How many lines of the data hold the word "xlabel"? State the number and nothing else.

--- Task material ---

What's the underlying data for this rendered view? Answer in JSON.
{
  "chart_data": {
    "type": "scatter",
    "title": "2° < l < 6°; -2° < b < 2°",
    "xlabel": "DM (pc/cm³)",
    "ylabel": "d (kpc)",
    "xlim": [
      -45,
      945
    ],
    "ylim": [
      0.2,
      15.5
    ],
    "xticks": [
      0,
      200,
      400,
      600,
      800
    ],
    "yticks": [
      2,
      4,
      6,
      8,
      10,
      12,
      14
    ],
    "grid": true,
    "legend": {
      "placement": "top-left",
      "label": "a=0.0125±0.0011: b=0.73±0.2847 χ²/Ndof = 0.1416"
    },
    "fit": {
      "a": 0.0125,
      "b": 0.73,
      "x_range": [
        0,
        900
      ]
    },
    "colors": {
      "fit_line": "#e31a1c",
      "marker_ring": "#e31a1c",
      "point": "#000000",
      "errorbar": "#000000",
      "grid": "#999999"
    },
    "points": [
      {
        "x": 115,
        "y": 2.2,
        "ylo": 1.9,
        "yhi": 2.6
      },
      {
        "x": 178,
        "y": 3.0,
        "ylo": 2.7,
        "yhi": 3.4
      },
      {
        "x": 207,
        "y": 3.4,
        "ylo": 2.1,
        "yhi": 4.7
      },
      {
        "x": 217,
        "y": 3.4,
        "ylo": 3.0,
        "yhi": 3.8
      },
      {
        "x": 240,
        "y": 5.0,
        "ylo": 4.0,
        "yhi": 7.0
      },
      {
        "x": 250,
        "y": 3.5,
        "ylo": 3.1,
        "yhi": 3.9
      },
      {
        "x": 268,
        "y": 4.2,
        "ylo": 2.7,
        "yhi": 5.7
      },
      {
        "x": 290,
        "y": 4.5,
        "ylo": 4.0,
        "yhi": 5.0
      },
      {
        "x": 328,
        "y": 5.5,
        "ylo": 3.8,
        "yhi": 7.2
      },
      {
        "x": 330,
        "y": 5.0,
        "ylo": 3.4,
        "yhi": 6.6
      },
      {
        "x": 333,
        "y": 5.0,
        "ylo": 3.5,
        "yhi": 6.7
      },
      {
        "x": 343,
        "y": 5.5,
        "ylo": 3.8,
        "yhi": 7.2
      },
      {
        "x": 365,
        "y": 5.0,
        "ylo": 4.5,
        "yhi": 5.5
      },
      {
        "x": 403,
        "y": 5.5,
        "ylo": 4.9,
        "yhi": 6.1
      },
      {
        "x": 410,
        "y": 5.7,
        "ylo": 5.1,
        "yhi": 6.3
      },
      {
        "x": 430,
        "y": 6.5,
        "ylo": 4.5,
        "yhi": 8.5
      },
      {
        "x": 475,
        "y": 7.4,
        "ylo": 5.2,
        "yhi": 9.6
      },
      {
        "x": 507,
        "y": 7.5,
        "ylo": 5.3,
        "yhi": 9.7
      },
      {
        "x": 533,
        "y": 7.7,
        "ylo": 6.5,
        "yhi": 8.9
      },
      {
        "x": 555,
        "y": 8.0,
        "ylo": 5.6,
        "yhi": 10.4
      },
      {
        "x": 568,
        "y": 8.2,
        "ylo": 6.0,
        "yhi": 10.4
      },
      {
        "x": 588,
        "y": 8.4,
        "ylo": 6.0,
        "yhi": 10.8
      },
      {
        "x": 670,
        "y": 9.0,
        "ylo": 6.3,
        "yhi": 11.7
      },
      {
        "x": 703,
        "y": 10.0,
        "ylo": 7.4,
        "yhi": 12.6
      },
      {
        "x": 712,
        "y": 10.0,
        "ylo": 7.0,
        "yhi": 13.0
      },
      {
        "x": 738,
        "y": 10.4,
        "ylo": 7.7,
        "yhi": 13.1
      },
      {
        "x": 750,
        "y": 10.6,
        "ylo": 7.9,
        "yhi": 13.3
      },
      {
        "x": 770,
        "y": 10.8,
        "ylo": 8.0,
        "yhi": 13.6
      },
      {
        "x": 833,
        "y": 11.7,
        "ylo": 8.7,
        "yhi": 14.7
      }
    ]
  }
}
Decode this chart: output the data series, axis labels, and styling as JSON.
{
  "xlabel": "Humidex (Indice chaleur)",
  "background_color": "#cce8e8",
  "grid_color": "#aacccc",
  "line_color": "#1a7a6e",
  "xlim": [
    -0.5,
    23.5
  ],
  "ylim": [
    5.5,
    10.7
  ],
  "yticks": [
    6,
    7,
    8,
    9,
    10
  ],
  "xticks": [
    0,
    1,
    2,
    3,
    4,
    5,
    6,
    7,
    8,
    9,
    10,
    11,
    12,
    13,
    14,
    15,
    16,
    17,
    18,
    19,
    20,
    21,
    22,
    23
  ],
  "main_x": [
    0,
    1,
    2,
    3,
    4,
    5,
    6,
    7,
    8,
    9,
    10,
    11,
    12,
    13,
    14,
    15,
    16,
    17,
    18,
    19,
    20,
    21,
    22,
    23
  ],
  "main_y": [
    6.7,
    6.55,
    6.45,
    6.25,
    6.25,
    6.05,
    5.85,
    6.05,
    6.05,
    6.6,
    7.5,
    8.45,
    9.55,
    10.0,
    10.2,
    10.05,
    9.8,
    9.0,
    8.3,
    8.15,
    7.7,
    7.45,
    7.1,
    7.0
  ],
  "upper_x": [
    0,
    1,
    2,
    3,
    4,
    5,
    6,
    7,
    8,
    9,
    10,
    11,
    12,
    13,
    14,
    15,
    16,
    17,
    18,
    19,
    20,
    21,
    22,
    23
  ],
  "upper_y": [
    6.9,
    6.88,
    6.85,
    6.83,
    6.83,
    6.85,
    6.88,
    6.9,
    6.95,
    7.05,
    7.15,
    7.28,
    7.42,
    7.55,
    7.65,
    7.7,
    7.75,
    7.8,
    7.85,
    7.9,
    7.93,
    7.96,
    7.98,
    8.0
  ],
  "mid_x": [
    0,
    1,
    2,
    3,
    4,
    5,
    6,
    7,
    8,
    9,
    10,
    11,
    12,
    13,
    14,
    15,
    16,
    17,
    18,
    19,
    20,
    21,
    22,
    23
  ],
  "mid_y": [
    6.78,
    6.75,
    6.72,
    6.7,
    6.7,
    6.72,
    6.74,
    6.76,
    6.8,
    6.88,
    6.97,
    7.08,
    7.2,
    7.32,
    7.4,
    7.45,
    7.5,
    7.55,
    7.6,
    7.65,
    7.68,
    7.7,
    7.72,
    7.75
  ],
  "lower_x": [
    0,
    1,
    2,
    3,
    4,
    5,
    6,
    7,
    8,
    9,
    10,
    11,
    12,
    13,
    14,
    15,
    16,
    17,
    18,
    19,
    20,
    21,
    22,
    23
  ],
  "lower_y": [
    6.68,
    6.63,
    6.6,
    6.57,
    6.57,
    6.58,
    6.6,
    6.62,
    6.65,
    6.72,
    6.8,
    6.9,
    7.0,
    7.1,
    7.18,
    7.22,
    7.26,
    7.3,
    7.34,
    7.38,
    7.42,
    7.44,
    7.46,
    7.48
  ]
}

---

# [Finished exercise]
2